Figure record extracts
-*-*-
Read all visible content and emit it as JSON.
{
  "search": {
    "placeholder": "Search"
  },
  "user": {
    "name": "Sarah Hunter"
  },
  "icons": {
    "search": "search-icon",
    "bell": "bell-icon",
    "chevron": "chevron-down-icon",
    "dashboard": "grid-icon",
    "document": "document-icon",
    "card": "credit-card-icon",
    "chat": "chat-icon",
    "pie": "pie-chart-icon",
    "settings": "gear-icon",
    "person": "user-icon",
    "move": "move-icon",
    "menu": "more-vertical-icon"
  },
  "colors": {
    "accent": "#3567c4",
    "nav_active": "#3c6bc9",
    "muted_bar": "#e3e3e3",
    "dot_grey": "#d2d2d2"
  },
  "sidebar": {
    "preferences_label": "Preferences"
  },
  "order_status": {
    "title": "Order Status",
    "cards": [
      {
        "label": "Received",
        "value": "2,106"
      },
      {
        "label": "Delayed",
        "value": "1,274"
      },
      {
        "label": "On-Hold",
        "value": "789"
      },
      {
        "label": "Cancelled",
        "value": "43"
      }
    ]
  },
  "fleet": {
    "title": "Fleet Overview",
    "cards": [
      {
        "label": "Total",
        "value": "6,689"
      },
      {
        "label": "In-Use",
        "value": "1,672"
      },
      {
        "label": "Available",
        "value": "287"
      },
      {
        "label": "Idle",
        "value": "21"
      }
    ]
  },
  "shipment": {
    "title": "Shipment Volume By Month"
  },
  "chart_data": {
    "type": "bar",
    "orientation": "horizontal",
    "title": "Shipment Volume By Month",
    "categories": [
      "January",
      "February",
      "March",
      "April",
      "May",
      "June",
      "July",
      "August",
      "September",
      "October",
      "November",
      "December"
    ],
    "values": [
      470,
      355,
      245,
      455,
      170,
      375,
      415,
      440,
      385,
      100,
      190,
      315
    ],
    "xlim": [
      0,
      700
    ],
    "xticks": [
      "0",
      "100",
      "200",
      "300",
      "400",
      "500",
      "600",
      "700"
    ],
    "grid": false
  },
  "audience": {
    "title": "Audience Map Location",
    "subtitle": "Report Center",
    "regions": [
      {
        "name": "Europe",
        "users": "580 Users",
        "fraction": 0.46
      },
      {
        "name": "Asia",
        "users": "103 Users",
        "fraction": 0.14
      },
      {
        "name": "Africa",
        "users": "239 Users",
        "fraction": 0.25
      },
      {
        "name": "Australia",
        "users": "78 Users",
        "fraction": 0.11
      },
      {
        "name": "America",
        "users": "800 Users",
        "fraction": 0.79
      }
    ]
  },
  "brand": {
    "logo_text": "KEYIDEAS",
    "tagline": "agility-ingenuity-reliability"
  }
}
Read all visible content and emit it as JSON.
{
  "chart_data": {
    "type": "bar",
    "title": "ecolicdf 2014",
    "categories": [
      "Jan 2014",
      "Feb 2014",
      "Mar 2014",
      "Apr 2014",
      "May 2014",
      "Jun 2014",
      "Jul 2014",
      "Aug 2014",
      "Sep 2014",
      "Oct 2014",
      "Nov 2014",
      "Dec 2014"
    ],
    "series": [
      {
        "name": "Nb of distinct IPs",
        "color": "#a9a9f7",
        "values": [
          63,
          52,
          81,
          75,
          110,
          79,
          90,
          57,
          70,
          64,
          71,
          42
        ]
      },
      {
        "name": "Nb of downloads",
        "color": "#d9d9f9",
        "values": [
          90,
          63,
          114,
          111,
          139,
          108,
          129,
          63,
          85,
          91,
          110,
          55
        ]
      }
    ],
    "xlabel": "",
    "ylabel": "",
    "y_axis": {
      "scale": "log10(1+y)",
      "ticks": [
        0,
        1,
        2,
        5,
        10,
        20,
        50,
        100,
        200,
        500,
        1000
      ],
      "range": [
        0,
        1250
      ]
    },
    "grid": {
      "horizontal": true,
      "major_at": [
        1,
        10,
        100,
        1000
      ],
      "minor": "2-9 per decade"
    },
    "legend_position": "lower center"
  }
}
-*-*-
WHAT YOU NEED TO DO -
Report every line containing the word "fraction" from the listing above.

WRITTEN REPLY -
        "fraction": 0.46
        "fraction": 0.14
        "fraction": 0.25
        "fraction": 0.11
        "fraction": 0.79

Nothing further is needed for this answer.